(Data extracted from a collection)
------

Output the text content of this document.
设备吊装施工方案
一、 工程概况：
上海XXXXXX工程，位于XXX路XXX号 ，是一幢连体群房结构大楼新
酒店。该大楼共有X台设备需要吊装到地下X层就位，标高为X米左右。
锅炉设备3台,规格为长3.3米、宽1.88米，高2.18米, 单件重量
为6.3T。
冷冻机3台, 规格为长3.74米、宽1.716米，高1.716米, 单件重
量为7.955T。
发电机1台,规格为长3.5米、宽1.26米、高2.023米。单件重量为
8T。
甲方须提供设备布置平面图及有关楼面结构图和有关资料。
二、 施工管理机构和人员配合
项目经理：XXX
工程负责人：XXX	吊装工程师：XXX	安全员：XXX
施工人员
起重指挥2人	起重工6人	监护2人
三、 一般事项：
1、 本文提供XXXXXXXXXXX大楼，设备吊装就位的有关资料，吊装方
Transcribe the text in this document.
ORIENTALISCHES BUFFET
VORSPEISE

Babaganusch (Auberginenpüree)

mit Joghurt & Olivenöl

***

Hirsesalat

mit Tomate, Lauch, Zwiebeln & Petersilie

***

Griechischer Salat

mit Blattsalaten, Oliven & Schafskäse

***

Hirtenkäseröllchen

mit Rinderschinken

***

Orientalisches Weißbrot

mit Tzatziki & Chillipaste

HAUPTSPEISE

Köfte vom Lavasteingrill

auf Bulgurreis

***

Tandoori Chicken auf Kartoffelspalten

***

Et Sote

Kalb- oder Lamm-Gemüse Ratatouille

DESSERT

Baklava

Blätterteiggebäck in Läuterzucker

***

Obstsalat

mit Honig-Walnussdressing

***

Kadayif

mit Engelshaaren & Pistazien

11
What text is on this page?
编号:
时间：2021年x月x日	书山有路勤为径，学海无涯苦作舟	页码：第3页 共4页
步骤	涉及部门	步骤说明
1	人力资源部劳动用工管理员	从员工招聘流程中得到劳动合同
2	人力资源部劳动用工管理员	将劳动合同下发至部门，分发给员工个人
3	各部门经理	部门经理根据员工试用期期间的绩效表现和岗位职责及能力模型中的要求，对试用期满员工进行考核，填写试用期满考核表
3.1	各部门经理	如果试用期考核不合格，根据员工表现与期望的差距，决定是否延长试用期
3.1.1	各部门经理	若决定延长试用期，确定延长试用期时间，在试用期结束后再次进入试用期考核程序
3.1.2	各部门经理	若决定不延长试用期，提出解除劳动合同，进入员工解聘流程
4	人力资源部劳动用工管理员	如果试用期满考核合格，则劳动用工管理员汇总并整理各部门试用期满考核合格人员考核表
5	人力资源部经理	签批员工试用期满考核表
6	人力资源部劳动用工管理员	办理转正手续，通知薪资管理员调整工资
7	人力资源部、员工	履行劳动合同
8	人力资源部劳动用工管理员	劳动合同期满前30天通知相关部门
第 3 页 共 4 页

------

### [What to produce]
Can you quote exactly the lines from the one containing "Transcribe the text in this document." through the last line of the records above, and nothing else?

### [Solution for this exercise]
Transcribe the text in this document.
ORIENTALISCHES BUFFET
VORSPEISE

Babaganusch (Auberginenpüree)

mit Joghurt & Olivenöl

***

Hirsesalat

mit Tomate, Lauch, Zwiebeln & Petersilie

***

Griechischer Salat

mit Blattsalaten, Oliven & Schafskäse

***

Hirtenkäseröllchen

mit Rinderschinken

***

Orientalisches Weißbrot

mit Tzatziki & Chillipaste

HAUPTSPEISE

Köfte vom Lavasteingrill

auf Bulgurreis

***

Tandoori Chicken auf Kartoffelspalten

***

Et Sote

Kalb- oder Lamm-Gemüse Ratatouille

DESSERT

Baklava

Blätterteiggebäck in Läuterzucker

***

Obstsalat

mit Honig-Walnussdressing

***

Kadayif

mit Engelshaaren & Pistazien

11
What text is on this page?
编号:
时间：2021年x月x日	书山有路勤为径，学海无涯苦作舟	页码：第3页 共4页
步骤	涉及部门	步骤说明
1	人力资源部劳动用工管理员	从员工招聘流程中得到劳动合同
2	人力资源部劳动用工管理员	将劳动合同下发至部门，分发给员工个人
3	各部门经理	部门经理根据员工试用期期间的绩效表现和岗位职责及能力模型中的要求，对试用期满员工进行考核，填写试用期满考核表
3.1	各部门经理	如果试用期考核不合格，根据员工表现与期望的差距，决定是否延长试用期
3.1.1	各部门经理	若决定延长试用期，确定延长试用期时间，在试用期结束后再次进入试用期考核程序
3.1.2	各部门经理	若决定不延长试用期，提出解除劳动合同，进入员工解聘流程
4	人力资源部劳动用工管理员	如果试用期满考核合格，则劳动用工管理员汇总并整理各部门试用期满考核合格人员考核表
5	人力资源部经理	签批员工试用期满考核表
6	人力资源部劳动用工管理员	办理转正手续，通知薪资管理员调整工资
7	人力资源部、员工	履行劳动合同
8	人力资源部劳动用工管理员	劳动合同期满前30天通知相关部门
第 3 页 共 4 页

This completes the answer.